▸ STATED PROBLEM
The entries below are to be repeated exactly as they stand.

▸ MATERIAL SUPPLIED

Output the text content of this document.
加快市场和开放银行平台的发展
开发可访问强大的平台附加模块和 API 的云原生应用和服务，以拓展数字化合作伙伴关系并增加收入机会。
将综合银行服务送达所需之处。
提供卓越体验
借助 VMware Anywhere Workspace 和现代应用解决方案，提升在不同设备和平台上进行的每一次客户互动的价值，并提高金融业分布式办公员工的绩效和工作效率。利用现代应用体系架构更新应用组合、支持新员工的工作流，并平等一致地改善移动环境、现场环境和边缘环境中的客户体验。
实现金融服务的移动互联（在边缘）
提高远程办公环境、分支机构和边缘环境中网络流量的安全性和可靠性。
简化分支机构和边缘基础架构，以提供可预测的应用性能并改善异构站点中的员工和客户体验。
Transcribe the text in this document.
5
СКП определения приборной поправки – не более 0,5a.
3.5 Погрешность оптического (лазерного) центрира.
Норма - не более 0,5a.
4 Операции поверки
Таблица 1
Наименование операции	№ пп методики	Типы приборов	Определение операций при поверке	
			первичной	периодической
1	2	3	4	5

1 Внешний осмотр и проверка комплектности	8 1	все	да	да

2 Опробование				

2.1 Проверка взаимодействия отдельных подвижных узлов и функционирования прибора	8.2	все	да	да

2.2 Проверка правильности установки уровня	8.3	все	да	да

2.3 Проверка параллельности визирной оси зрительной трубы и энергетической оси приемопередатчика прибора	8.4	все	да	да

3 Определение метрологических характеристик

▸ COMPLETE OUTPUT
Output the text content of this document.
加快市场和开放银行平台的发展
开发可访问强大的平台附加模块和 API 的云原生应用和服务，以拓展数字化合作伙伴关系并增加收入机会。
将综合银行服务送达所需之处。
提供卓越体验
借助 VMware Anywhere Workspace 和现代应用解决方案，提升在不同设备和平台上进行的每一次客户互动的价值，并提高金融业分布式办公员工的绩效和工作效率。利用现代应用体系架构更新应用组合、支持新员工的工作流，并平等一致地改善移动环境、现场环境和边缘环境中的客户体验。
实现金融服务的移动互联（在边缘）
提高远程办公环境、分支机构和边缘环境中网络流量的安全性和可靠性。
简化分支机构和边缘基础架构，以提供可预测的应用性能并改善异构站点中的员工和客户体验。
Transcribe the text in this document.
5
СКП определения приборной поправки – не более 0,5a.
3.5 Погрешность оптического (лазерного) центрира.
Норма - не более 0,5a.
4 Операции поверки
Таблица 1
Наименование операции	№ пп методики	Типы приборов	Определение операций при поверке	
			первичной	периодической
1	2	3	4	5

1 Внешний осмотр и проверка комплектности	8 1	все	да	да

2 Опробование				

2.1 Проверка взаимодействия отдельных подвижных узлов и функционирования прибора	8.2	все	да	да

2.2 Проверка правильности установки уровня	8.3	все	да	да

2.3 Проверка параллельности визирной оси зрительной трубы и энергетической оси приемопередатчика прибора	8.4	все	да	да

3 Определение метрологических характеристик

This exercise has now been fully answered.